--- begin ---

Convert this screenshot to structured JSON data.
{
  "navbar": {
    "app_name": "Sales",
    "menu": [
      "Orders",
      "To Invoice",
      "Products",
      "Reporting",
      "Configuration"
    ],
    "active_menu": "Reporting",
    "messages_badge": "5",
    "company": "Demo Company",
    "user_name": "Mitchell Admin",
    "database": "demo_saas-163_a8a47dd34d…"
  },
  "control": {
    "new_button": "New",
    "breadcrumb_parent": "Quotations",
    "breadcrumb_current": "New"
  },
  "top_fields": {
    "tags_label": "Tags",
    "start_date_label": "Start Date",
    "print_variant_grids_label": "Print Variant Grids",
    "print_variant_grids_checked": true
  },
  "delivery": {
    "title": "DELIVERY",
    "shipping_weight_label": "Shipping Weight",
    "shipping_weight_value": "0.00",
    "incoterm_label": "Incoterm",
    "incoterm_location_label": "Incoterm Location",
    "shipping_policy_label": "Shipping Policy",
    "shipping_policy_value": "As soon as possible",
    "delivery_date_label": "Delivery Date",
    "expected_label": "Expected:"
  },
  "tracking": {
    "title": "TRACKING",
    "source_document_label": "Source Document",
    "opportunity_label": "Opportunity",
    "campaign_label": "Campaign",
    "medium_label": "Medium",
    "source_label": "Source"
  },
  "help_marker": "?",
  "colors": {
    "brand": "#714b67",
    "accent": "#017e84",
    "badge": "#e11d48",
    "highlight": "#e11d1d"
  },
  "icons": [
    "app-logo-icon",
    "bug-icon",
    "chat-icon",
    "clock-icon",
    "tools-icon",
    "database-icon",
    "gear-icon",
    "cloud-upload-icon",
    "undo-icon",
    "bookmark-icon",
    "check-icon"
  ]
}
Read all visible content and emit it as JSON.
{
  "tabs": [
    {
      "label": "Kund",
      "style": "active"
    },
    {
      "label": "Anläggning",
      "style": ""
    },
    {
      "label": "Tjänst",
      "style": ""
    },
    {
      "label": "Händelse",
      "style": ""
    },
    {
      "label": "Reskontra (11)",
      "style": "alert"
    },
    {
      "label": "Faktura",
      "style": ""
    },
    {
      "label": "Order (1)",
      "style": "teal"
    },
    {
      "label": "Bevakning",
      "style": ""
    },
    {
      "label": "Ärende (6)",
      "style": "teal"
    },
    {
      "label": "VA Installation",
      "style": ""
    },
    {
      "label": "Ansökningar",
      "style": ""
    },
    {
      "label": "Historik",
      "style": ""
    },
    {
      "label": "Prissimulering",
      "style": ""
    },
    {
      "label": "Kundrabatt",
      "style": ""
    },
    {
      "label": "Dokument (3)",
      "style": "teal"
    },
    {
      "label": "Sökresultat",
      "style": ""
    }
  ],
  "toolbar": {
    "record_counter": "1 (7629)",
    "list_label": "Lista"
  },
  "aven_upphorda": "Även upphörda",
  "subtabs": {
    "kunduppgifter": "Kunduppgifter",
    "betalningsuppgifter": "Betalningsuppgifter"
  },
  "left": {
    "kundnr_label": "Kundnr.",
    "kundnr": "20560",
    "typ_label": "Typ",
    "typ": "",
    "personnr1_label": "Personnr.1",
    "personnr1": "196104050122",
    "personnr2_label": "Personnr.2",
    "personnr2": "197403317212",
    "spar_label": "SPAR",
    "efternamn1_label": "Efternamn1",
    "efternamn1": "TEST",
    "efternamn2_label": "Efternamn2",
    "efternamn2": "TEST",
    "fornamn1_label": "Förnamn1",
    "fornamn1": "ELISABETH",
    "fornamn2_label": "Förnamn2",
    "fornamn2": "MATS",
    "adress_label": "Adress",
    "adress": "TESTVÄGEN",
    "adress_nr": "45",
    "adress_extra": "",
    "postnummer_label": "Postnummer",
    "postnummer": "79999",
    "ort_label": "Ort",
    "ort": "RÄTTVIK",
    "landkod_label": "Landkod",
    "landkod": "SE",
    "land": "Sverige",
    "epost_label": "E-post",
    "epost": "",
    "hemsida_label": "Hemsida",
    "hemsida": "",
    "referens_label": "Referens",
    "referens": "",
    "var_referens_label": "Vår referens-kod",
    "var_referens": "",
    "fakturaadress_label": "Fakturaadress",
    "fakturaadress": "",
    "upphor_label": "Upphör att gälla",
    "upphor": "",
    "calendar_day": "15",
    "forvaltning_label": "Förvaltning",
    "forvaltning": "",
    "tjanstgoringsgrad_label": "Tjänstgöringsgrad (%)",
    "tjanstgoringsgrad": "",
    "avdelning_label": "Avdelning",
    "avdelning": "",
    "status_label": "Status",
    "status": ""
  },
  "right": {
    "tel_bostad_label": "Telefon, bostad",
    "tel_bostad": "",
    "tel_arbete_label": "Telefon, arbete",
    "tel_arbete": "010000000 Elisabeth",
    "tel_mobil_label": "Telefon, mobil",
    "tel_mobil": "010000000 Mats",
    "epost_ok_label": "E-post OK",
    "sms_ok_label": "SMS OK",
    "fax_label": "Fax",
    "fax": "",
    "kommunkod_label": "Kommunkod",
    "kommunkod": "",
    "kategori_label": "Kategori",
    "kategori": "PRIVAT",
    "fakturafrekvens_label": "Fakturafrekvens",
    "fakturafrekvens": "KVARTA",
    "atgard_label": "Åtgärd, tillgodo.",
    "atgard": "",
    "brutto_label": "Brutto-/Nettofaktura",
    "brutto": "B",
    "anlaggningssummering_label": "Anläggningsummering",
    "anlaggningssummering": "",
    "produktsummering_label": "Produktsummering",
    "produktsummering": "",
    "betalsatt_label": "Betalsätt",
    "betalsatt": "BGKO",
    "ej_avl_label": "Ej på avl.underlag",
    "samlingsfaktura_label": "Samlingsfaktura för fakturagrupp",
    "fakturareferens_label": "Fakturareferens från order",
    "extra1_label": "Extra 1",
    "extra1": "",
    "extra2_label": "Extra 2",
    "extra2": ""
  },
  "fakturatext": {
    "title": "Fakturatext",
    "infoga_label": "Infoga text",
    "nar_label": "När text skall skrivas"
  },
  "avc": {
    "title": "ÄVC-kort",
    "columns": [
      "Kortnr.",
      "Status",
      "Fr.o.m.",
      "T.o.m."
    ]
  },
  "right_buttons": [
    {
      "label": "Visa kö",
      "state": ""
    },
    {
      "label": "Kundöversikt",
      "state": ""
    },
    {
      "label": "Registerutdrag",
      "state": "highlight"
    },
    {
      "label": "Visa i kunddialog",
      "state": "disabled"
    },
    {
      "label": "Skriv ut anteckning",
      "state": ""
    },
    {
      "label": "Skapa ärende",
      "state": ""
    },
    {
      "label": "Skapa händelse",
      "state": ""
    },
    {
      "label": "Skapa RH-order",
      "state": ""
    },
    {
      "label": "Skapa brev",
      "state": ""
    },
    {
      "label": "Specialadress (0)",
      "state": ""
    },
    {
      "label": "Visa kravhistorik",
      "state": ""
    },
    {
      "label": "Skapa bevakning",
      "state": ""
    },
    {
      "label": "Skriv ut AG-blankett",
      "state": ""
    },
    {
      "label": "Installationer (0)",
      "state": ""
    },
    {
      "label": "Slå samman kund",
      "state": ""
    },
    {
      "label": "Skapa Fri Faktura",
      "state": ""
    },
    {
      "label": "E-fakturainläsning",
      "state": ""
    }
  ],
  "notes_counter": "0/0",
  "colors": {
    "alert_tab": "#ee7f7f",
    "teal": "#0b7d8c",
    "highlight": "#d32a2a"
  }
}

--- end ---

### Brief
Each entry is to be returned in full, character for character.

### Answer for the task
Convert this screenshot to structured JSON data.
{
  "navbar": {
    "app_name": "Sales",
    "menu": [
      "Orders",
      "To Invoice",
      "Products",
      "Reporting",
      "Configuration"
    ],
    "active_menu": "Reporting",
    "messages_badge": "5",
    "company": "Demo Company",
    "user_name": "Mitchell Admin",
    "database": "demo_saas-163_a8a47dd34d…"
  },
  "control": {
    "new_button": "New",
    "breadcrumb_parent": "Quotations",
    "breadcrumb_current": "New"
  },
  "top_fields": {
    "tags_label": "Tags",
    "start_date_label": "Start Date",
    "print_variant_grids_label": "Print Variant Grids",
    "print_variant_grids_checked": true
  },
  "delivery": {
    "title": "DELIVERY",
    "shipping_weight_label": "Shipping Weight",
    "shipping_weight_value": "0.00",
    "incoterm_label": "Incoterm",
    "incoterm_location_label": "Incoterm Location",
    "shipping_policy_label": "Shipping Policy",
    "shipping_policy_value": "As soon as possible",
    "delivery_date_label": "Delivery Date",
    "expected_label": "Expected:"
  },
  "tracking": {
    "title": "TRACKING",
    "source_document_label": "Source Document",
    "opportunity_label": "Opportunity",
    "campaign_label": "Campaign",
    "medium_label": "Medium",
    "source_label": "Source"
  },
  "help_marker": "?",
  "colors": {
    "brand": "#714b67",
    "accent": "#017e84",
    "badge": "#e11d48",
    "highlight": "#e11d1d"
  },
  "icons": [
    "app-logo-icon",
    "bug-icon",
    "chat-icon",
    "clock-icon",
    "tools-icon",
    "database-icon",
    "gear-icon",
    "cloud-upload-icon",
    "undo-icon",
    "bookmark-icon",
    "check-icon"
  ]
}
Read all visible content and emit it as JSON.
{
  "tabs": [
    {
      "label": "Kund",
      "style": "active"
    },
    {
      "label": "Anläggning",
      "style": ""
    },
    {
      "label": "Tjänst",
      "style": ""
    },
    {
      "label": "Händelse",
      "style": ""
    },
    {
      "label": "Reskontra (11)",
      "style": "alert"
    },
    {
      "label": "Faktura",
      "style": ""
    },
    {
      "label": "Order (1)",
      "style": "teal"
    },
    {
      "label": "Bevakning",
      "style": ""
    },
    {
      "label": "Ärende (6)",
      "style": "teal"
    },
    {
      "label": "VA Installation",
      "style": ""
    },
    {
      "label": "Ansökningar",
      "style": ""
    },
    {
      "label": "Historik",
      "style": ""
    },
    {
      "label": "Prissimulering",
      "style": ""
    },
    {
      "label": "Kundrabatt",
      "style": ""
    },
    {
      "label": "Dokument (3)",
      "style": "teal"
    },
    {
      "label": "Sökresultat",
      "style": ""
    }
  ],
  "toolbar": {
    "record_counter": "1 (7629)",
    "list_label": "Lista"
  },
  "aven_upphorda": "Även upphörda",
  "subtabs": {
    "kunduppgifter": "Kunduppgifter",
    "betalningsuppgifter": "Betalningsuppgifter"
  },
  "left": {
    "kundnr_label": "Kundnr.",
    "kundnr": "20560",
    "typ_label": "Typ",
    "typ": "",
    "personnr1_label": "Personnr.1",
    "personnr1": "196104050122",
    "personnr2_label": "Personnr.2",
    "personnr2": "197403317212",
    "spar_label": "SPAR",
    "efternamn1_label": "Efternamn1",
    "efternamn1": "TEST",
    "efternamn2_label": "Efternamn2",
    "efternamn2": "TEST",
    "fornamn1_label": "Förnamn1",
    "fornamn1": "ELISABETH",
    "fornamn2_label": "Förnamn2",
    "fornamn2": "MATS",
    "adress_label": "Adress",
    "adress": "TESTVÄGEN",
    "adress_nr": "45",
    "adress_extra": "",
    "postnummer_label": "Postnummer",
    "postnummer": "79999",
    "ort_label": "Ort",
    "ort": "RÄTTVIK",
    "landkod_label": "Landkod",
    "landkod": "SE",
    "land": "Sverige",
    "epost_label": "E-post",
    "epost": "",
    "hemsida_label": "Hemsida",
    "hemsida": "",
    "referens_label": "Referens",
    "referens": "",
    "var_referens_label": "Vår referens-kod",
    "var_referens": "",
    "fakturaadress_label": "Fakturaadress",
    "fakturaadress": "",
    "upphor_label": "Upphör att gälla",
    "upphor": "",
    "calendar_day": "15",
    "forvaltning_label": "Förvaltning",
    "forvaltning": "",
    "tjanstgoringsgrad_label": "Tjänstgöringsgrad (%)",
    "tjanstgoringsgrad": "",
    "avdelning_label": "Avdelning",
    "avdelning": "",
    "status_label": "Status",
    "status": ""
  },
  "right": {
    "tel_bostad_label": "Telefon, bostad",
    "tel_bostad": "",
    "tel_arbete_label": "Telefon, arbete",
    "tel_arbete": "010000000 Elisabeth",
    "tel_mobil_label": "Telefon, mobil",
    "tel_mobil": "010000000 Mats",
    "epost_ok_label": "E-post OK",
    "sms_ok_label": "SMS OK",
    "fax_label": "Fax",
    "fax": "",
    "kommunkod_label": "Kommunkod",
    "kommunkod": "",
    "kategori_label": "Kategori",
    "kategori": "PRIVAT",
    "fakturafrekvens_label": "Fakturafrekvens",
    "fakturafrekvens": "KVARTA",
    "atgard_label": "Åtgärd, tillgodo.",
    "atgard": "",
    "brutto_label": "Brutto-/Nettofaktura",
    "brutto": "B",
    "anlaggningssummering_label": "Anläggningsummering",
    "anlaggningssummering": "",
    "produktsummering_label": "Produktsummering",
    "produktsummering": "",
    "betalsatt_label": "Betalsätt",
    "betalsatt": "BGKO",
    "ej_avl_label": "Ej på avl.underlag",
    "samlingsfaktura_label": "Samlingsfaktura för fakturagrupp",
    "fakturareferens_label": "Fakturareferens från order",
    "extra1_label": "Extra 1",
    "extra1": "",
    "extra2_label": "Extra 2",
    "extra2": ""
  },
  "fakturatext": {
    "title": "Fakturatext",
    "infoga_label": "Infoga text",
    "nar_label": "När text skall skrivas"
  },
  "avc": {
    "title": "ÄVC-kort",
    "columns": [
      "Kortnr.",
      "Status",
      "Fr.o.m.",
      "T.o.m."
    ]
  },
  "right_buttons": [
    {
      "label": "Visa kö",
      "state": ""
    },
    {
      "label": "Kundöversikt",
      "state": ""
    },
    {
      "label": "Registerutdrag",
      "state": "highlight"
    },
    {
      "label": "Visa i kunddialog",
      "state": "disabled"
    },
    {
      "label": "Skriv ut anteckning",
      "state": ""
    },
    {
      "label": "Skapa ärende",
      "state": ""
    },
    {
      "label": "Skapa händelse",
      "state": ""
    },
    {
      "label": "Skapa RH-order",
      "state": ""
    },
    {
      "label": "Skapa brev",
      "state": ""
    },
    {
      "label": "Specialadress (0)",
      "state": ""
    },
    {
      "label": "Visa kravhistorik",
      "state": ""
    },
    {
      "label": "Skapa bevakning",
      "state": ""
    },
    {
      "label": "Skriv ut AG-blankett",
      "state": ""
    },
    {
      "label": "Installationer (0)",
      "state": ""
    },
    {
      "label": "Slå samman kund",
      "state": ""
    },
    {
      "label": "Skapa Fri Faktura",
      "state": ""
    },
    {
      "label": "E-fakturainläsning",
      "state": ""
    }
  ],
  "notes_counter": "0/0",
  "colors": {
    "alert_tab": "#ee7f7f",
    "teal": "#0b7d8c",
    "highlight": "#d32a2a"
  }
}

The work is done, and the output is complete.